Segundo o cronograma do governo federal, as próximas entregas aos estados acontecem ainda este mês, com a importação de dois milhões de doses da Covishield — conhecida como a vacina de Oxford — da Índia e a liberação de 9,3 milhões da CoronaVac, produzidas pelo Instituto Butantan. A promessa, contudo, já vem defasada, visto que, durante coletiva do governo de São Paulo, que precedeu a reunião com os governadores, o diretor do Butantan, Dimas Covas, informou que serão entregues em oito dias mais 3,4 milhões de doses da CoronaVac, a partir da próxima terça-feira. Ou seja, serão liberadas, em média, 426 mil doses por dia de 23 de fevereiro a 2 de março. Com isso, a remessa enviada, em fevereiro, não atenderá nem metade do previsto em contrato para o mês.

Dos 9,3 milhões de doses, estarão nas mãos do ministério aproximadamente 4,5 milhões, já contando com 1,1 milhão distribuído aos entes federativos na primeira semana do mês. O Correio questionou o Instituto Butantan e o MS a respeito dos 4,8 milhões de doses que ficarão faltando de acordo com as contas feitas pela reportagem. Por meio de nota oficial, o instituto paulista não informou se o montante será compensado em março ou abril. Apenas frisou estar engajado na missão de acelerar o processo de produção, transferindo a responsabilidade para a pasta.

“Apesar da completa ausência de planejamento do governo federal em relação à vacinação no Brasil e da falta de empenho da diplomacia brasileira que culminou com o atraso na liberação de novos insumos vindos da China — viabilizados somente após intervenção do governo de São Paulo —, o instituto trabalha diuturnamente para viabilizar novas entregas de doses ao PNI”, defendeu o Butantan em nota. O Ministério da Saúde, por sua vez, não se manifestou até o fechamento desta edição.

Apesar do atraso previsto para fevereiro, o Butantan informou que antecipará para agosto a entrega das 54 milhões de doses adicionais contratadas pelo Ministério da Saúde — anteriormente prevista para o fim de setembro. Ao todo, serão 100 milhões de doses da CoronaVac incorporadas ao PNI. Segundo Covas, o adiantamento será possível porque o número de funcionários que cuidam especificamente do programa de ênfase na fábrica da vacina dobrou, passando de 150 para 300. Outro fator que ajudará na celeridade é a disponibilização de mais um local de produção que, atualmente, está sendo utilizado para fabricar a vacina contra a gripe.

**Dados armazenados:**

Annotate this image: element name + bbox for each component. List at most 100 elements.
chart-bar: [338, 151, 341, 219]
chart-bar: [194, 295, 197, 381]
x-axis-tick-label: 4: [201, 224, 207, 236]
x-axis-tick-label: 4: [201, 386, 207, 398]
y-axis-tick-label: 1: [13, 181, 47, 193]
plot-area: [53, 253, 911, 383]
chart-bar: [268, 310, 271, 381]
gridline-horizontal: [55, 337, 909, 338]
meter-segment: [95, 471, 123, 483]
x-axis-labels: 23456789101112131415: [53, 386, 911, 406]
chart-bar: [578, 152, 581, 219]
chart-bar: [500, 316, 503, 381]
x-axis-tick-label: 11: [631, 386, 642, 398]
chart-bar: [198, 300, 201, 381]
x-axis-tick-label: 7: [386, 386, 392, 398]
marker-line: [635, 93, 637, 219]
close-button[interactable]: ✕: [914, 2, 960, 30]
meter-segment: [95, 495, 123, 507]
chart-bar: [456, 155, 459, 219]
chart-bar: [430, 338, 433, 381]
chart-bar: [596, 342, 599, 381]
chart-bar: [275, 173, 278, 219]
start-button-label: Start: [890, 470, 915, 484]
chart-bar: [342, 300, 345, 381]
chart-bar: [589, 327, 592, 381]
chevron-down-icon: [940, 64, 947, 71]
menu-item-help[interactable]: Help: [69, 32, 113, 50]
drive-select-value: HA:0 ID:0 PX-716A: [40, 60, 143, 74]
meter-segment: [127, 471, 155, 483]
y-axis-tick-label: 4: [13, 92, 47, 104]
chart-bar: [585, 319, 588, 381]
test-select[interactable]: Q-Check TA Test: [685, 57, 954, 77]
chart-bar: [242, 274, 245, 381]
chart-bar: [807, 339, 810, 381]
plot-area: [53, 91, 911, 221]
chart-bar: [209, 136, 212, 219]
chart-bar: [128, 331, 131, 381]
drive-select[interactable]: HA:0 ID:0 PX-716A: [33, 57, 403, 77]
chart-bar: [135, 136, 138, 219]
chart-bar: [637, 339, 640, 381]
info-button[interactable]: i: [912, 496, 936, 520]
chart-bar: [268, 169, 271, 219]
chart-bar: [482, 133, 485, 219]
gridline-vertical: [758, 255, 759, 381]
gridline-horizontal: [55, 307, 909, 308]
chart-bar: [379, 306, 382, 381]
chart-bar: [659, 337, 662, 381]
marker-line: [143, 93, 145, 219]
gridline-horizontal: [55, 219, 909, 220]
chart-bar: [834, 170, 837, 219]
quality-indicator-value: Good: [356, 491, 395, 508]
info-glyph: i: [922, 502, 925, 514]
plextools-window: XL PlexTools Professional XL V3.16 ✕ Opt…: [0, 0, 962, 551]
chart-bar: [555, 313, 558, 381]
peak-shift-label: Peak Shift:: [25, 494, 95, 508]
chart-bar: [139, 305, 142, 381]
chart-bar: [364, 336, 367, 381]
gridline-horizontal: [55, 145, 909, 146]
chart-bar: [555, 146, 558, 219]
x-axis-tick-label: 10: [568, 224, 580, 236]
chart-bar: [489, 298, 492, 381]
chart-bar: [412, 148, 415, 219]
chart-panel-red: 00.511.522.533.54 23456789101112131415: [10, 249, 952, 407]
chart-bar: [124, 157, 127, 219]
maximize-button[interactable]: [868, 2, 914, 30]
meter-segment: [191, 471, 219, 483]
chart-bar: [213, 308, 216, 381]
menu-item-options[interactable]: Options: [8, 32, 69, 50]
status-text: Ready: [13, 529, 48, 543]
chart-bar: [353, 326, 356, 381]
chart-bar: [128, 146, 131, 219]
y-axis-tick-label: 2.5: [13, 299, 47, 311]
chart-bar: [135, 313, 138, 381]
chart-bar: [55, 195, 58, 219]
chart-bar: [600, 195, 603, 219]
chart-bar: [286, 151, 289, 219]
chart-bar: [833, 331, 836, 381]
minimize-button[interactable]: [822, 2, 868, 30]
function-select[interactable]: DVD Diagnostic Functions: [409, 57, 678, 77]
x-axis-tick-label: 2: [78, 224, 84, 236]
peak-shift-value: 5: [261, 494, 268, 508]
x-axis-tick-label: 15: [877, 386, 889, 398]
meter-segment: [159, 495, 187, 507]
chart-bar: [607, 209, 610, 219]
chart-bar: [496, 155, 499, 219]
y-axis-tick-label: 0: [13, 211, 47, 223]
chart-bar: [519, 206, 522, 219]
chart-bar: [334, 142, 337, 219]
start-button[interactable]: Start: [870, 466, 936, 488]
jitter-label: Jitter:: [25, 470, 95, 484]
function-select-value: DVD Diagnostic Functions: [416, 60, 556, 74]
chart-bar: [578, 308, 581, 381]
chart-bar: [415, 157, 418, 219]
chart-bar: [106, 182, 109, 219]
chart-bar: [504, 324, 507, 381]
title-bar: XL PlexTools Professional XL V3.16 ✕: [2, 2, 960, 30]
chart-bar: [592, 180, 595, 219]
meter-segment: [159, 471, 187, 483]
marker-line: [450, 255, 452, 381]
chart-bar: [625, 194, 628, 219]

**Tarefa 1:** No texto sobre as entregas de vacinas aos estados, para quando o Butantan antecipou a entrega das 54 milhões de doses adicionais da CoronaVac?
**Tarefa 2:** Escreva a continuação do texto sobre as entregas de vacinas aos estados, começando logo após a última frase.

**Resposta 1:** Para agosto. A entrega estava prevista antes para o fim de setembro.

**Resposta 2:**
Se, por um lado, parte da remessa da CoronaVac prevista para fevereiro ficará só no papel, a expectativa é de que cheguem até a próxima quinta-feira mais dois milhões de doses da Covishield, produzida pela AstraZeneca e pela Universidade de Oxford, que serão importadas da Índia. A informação foi confirmada pelo governador do Piauí, Wellington Dias, presidente do Consórcio Nordeste e coordenador da temática de vacina no Fórum Nacional de Governadores.

“Até abril vamos totalizar 104 milhões de doses, o que é suficiente para imunizar os 50 milhões de brasileiros da primeira fase, onde está o grupo de maior risco. A expectativa de efeito é uma redução da pressão com internações e dos óbito nesse grupo, que corresponde por cerca de 70% das hospitalizações e mortes. Até segunda-feira o ministro vai apresentar com sua equipe para todos os estados o cronograma do quantitativo para cada unidade da federação em relação ao que foi passado na reunião”, destacou Dias.

O cronograma apresentado por Pazuello também inclui negociações, que ainda não foram fechadas oficialmente, com os laboratórios União Química/Gamaleya e Precisa/Bharat Biotech, que pretendem garantir a chegada da vacina russa Sputnik V e da indiana Covaxin, respectivamente. “A previsão é de que o contrato com os dois laboratórios seja assinado ainda nesta semana”, disse o ministério.

Sob pressão
A falta de informações concretas sobre o PNI faz com que Pazuello continue sujeito às pressões. Por meio de nota, a Confederação Nacional de Municípios (CNM) pediu na última terça-feira a troca de comando da pasta. “Por considerar que a vacinação é o único caminho para superar a crise sanitária e possibilitar a retomada do desenvolvimento econômico e social e por não acreditar que a atual gestão reúna as condições para conduzir este processo, o movimento municipalista entende necessária, urgente e inevitável a troca de comando da pasta”.